■ **STATED TASK**
For every line in the records that has the word "Engineering", make a copy.

■ **DATA FOR THE TASK**
####################

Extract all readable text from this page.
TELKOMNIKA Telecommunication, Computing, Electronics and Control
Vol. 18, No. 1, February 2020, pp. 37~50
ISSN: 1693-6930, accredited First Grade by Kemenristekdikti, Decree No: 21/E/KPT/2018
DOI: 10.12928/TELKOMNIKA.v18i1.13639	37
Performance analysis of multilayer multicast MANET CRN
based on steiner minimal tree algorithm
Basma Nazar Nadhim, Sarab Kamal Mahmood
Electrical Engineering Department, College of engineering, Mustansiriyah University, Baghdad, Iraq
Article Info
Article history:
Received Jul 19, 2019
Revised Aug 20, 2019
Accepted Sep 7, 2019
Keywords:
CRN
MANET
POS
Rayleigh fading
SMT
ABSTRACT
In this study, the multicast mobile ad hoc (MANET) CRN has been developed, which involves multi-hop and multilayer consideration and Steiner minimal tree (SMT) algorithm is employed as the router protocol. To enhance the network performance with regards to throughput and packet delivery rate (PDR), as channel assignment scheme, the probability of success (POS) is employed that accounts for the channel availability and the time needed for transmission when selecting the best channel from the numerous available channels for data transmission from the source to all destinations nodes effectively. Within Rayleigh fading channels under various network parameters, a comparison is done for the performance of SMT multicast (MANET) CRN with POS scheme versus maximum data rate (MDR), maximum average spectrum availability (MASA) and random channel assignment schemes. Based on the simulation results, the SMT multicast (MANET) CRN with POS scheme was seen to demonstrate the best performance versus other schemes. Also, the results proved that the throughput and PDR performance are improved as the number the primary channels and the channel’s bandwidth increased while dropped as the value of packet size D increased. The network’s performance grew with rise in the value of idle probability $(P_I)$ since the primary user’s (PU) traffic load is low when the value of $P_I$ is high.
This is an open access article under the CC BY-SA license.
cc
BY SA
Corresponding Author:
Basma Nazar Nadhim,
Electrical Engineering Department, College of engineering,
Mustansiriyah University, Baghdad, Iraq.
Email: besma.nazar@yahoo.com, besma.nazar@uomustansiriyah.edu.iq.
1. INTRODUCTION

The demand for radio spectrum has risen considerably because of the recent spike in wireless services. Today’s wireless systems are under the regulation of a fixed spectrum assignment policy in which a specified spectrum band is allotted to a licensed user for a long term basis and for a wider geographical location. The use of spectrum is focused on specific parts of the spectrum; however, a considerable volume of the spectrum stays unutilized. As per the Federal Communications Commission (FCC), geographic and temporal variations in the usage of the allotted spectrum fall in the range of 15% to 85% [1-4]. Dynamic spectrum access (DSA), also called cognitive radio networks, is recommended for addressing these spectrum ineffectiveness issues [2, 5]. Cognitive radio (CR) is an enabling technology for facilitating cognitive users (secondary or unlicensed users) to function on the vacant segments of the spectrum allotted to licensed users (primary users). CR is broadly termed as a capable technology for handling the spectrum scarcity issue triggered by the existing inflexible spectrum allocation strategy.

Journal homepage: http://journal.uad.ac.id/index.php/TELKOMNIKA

####################

■ **TASK RESULT**
Electrical Engineering Department, College of engineering, Mustansiriyah University, Baghdad, Iraq
Electrical Engineering Department, College of engineering,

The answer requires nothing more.